##### Records supplied
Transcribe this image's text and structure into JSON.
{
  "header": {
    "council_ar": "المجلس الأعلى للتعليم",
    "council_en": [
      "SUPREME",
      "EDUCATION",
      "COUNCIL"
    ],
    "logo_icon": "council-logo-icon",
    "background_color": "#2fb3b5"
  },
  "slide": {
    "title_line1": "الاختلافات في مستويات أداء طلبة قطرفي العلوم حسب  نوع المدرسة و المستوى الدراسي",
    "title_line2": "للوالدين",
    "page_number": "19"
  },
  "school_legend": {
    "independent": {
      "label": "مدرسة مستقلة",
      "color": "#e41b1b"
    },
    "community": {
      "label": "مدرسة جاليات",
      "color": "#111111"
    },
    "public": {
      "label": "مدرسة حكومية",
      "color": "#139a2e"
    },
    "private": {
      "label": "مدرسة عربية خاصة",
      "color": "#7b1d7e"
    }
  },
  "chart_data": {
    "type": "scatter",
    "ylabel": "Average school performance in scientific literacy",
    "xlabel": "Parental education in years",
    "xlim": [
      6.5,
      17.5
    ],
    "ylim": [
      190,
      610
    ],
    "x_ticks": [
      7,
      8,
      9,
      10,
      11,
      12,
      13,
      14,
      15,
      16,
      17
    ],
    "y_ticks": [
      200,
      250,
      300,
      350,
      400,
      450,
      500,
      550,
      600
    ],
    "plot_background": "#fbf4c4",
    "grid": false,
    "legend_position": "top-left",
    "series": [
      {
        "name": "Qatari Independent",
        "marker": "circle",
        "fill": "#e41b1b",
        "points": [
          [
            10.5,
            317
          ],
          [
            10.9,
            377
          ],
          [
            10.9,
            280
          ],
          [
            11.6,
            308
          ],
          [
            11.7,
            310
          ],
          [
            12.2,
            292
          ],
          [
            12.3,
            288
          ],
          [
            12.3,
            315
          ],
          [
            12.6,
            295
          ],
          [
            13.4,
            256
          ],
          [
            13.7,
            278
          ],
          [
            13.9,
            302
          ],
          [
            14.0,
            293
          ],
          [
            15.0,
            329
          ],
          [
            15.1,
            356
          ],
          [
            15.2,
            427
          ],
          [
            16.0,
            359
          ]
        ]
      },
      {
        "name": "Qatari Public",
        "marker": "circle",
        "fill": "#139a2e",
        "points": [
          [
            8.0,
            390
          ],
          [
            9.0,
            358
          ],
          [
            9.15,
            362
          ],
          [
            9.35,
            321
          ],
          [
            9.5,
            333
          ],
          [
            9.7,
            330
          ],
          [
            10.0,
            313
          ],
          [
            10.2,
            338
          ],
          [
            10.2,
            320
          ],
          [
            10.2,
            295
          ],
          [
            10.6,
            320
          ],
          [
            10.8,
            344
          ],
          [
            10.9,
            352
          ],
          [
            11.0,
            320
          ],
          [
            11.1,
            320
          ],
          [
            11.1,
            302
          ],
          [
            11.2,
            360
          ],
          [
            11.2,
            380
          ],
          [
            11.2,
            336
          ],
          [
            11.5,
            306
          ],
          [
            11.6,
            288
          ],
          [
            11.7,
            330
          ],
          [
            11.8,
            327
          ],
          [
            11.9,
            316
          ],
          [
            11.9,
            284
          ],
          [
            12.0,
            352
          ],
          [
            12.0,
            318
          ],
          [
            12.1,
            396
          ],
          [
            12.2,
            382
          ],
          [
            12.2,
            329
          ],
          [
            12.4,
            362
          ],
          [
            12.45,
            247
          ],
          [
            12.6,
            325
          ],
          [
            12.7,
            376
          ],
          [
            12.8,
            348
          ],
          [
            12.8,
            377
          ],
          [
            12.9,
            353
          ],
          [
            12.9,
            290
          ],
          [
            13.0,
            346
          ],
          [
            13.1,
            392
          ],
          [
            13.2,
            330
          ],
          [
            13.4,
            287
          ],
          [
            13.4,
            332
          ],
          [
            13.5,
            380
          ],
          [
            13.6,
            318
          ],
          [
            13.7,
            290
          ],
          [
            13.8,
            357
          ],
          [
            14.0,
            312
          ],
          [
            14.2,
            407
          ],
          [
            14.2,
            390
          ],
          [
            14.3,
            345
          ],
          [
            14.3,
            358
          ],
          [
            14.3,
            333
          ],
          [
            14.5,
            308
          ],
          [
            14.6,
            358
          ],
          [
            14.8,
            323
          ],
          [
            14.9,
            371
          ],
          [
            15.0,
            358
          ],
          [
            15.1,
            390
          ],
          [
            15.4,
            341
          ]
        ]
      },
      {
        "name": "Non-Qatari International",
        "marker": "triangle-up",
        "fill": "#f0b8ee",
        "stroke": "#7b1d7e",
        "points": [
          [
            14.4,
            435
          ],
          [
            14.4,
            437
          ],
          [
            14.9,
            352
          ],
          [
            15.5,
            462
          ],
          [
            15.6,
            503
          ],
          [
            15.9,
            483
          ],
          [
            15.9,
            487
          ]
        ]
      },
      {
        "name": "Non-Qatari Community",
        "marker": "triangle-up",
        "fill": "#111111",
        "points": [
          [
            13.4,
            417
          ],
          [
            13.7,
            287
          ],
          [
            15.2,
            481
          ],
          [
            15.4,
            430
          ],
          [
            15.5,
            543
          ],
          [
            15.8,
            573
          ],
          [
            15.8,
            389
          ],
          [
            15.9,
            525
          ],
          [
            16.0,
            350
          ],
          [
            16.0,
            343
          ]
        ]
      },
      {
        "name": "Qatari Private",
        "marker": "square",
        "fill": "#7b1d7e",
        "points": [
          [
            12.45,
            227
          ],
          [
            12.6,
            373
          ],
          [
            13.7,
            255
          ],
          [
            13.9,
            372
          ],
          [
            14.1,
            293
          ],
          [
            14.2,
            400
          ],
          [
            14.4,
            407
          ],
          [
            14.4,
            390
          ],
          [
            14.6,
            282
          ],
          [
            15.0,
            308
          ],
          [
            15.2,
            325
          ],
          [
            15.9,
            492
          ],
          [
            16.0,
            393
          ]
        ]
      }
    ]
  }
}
##########
**Task prompt:** Exactly as written, please output every entry.

**Response to the exercise:**
Transcribe this image's text and structure into JSON.
{
  "header": {
    "council_ar": "المجلس الأعلى للتعليم",
    "council_en": [
      "SUPREME",
      "EDUCATION",
      "COUNCIL"
    ],
    "logo_icon": "council-logo-icon",
    "background_color": "#2fb3b5"
  },
  "slide": {
    "title_line1": "الاختلافات في مستويات أداء طلبة قطرفي العلوم حسب  نوع المدرسة و المستوى الدراسي",
    "title_line2": "للوالدين",
    "page_number": "19"
  },
  "school_legend": {
    "independent": {
      "label": "مدرسة مستقلة",
      "color": "#e41b1b"
    },
    "community": {
      "label": "مدرسة جاليات",
      "color": "#111111"
    },
    "public": {
      "label": "مدرسة حكومية",
      "color": "#139a2e"
    },
    "private": {
      "label": "مدرسة عربية خاصة",
      "color": "#7b1d7e"
    }
  },
  "chart_data": {
    "type": "scatter",
    "ylabel": "Average school performance in scientific literacy",
    "xlabel": "Parental education in years",
    "xlim": [
      6.5,
      17.5
    ],
    "ylim": [
      190,
      610
    ],
    "x_ticks": [
      7,
      8,
      9,
      10,
      11,
      12,
      13,
      14,
      15,
      16,
      17
    ],
    "y_ticks": [
      200,
      250,
      300,
      350,
      400,
      450,
      500,
      550,
      600
    ],
    "plot_background": "#fbf4c4",
    "grid": false,
    "legend_position": "top-left",
    "series": [
      {
        "name": "Qatari Independent",
        "marker": "circle",
        "fill": "#e41b1b",
        "points": [
          [
            10.5,
            317
          ],
          [
            10.9,
            377
          ],
          [
            10.9,
            280
          ],
          [
            11.6,
            308
          ],
          [
            11.7,
            310
          ],
          [
            12.2,
            292
          ],
          [
            12.3,
            288
          ],
          [
            12.3,
            315
          ],
          [
            12.6,
            295
          ],
          [
            13.4,
            256
          ],
          [
            13.7,
            278
          ],
          [
            13.9,
            302
          ],
          [
            14.0,
            293
          ],
          [
            15.0,
            329
          ],
          [
            15.1,
            356
          ],
          [
            15.2,
            427
          ],
          [
            16.0,
            359
          ]
        ]
      },
      {
        "name": "Qatari Public",
        "marker": "circle",
        "fill": "#139a2e",
        "points": [
          [
            8.0,
            390
          ],
          [
            9.0,
            358
          ],
          [
            9.15,
            362
          ],
          [
            9.35,
            321
          ],
          [
            9.5,
            333
          ],
          [
            9.7,
            330
          ],
          [
            10.0,
            313
          ],
          [
            10.2,
            338
          ],
          [
            10.2,
            320
          ],
          [
            10.2,
            295
          ],
          [
            10.6,
            320
          ],
          [
            10.8,
            344
          ],
          [
            10.9,
            352
          ],
          [
            11.0,
            320
          ],
          [
            11.1,
            320
          ],
          [
            11.1,
            302
          ],
          [
            11.2,
            360
          ],
          [
            11.2,
            380
          ],
          [
            11.2,
            336
          ],
          [
            11.5,
            306
          ],
          [
            11.6,
            288
          ],
          [
            11.7,
            330
          ],
          [
            11.8,
            327
          ],
          [
            11.9,
            316
          ],
          [
            11.9,
            284
          ],
          [
            12.0,
            352
          ],
          [
            12.0,
            318
          ],
          [
            12.1,
            396
          ],
          [
            12.2,
            382
          ],
          [
            12.2,
            329
          ],
          [
            12.4,
            362
          ],
          [
            12.45,
            247
          ],
          [
            12.6,
            325
          ],
          [
            12.7,
            376
          ],
          [
            12.8,
            348
          ],
          [
            12.8,
            377
          ],
          [
            12.9,
            353
          ],
          [
            12.9,
            290
          ],
          [
            13.0,
            346
          ],
          [
            13.1,
            392
          ],
          [
            13.2,
            330
          ],
          [
            13.4,
            287
          ],
          [
            13.4,
            332
          ],
          [
            13.5,
            380
          ],
          [
            13.6,
            318
          ],
          [
            13.7,
            290
          ],
          [
            13.8,
            357
          ],
          [
            14.0,
            312
          ],
          [
            14.2,
            407
          ],
          [
            14.2,
            390
          ],
          [
            14.3,
            345
          ],
          [
            14.3,
            358
          ],
          [
            14.3,
            333
          ],
          [
            14.5,
            308
          ],
          [
            14.6,
            358
          ],
          [
            14.8,
            323
          ],
          [
            14.9,
            371
          ],
          [
            15.0,
            358
          ],
          [
            15.1,
            390
          ],
          [
            15.4,
            341
          ]
        ]
      },
      {
        "name": "Non-Qatari International",
        "marker": "triangle-up",
        "fill": "#f0b8ee",
        "stroke": "#7b1d7e",
        "points": [
          [
            14.4,
            435
          ],
          [
            14.4,
            437
          ],
          [
            14.9,
            352
          ],
          [
            15.5,
            462
          ],
          [
            15.6,
            503
          ],
          [
            15.9,
            483
          ],
          [
            15.9,
            487
          ]
        ]
      },
      {
        "name": "Non-Qatari Community",
        "marker": "triangle-up",
        "fill": "#111111",
        "points": [
          [
            13.4,
            417
          ],
          [
            13.7,
            287
          ],
          [
            15.2,
            481
          ],
          [
            15.4,
            430
          ],
          [
            15.5,
            543
          ],
          [
            15.8,
            573
          ],
          [
            15.8,
            389
          ],
          [
            15.9,
            525
          ],
          [
            16.0,
            350
          ],
          [
            16.0,
            343
          ]
        ]
      },
      {
        "name": "Qatari Private",
        "marker": "square",
        "fill": "#7b1d7e",
        "points": [
          [
            12.45,
            227
          ],
          [
            12.6,
            373
          ],
          [
            13.7,
            255
          ],
          [
            13.9,
            372
          ],
          [
            14.1,
            293
          ],
          [
            14.2,
            400
          ],
          [
            14.4,
            407
          ],
          [
            14.4,
            390
          ],
          [
            14.6,
            282
          ],
          [
            15.0,
            308
          ],
          [
            15.2,
            325
          ],
          [
            15.9,
            492
          ],
          [
            16.0,
            393
          ]
        ]
      }
    ]
  }
}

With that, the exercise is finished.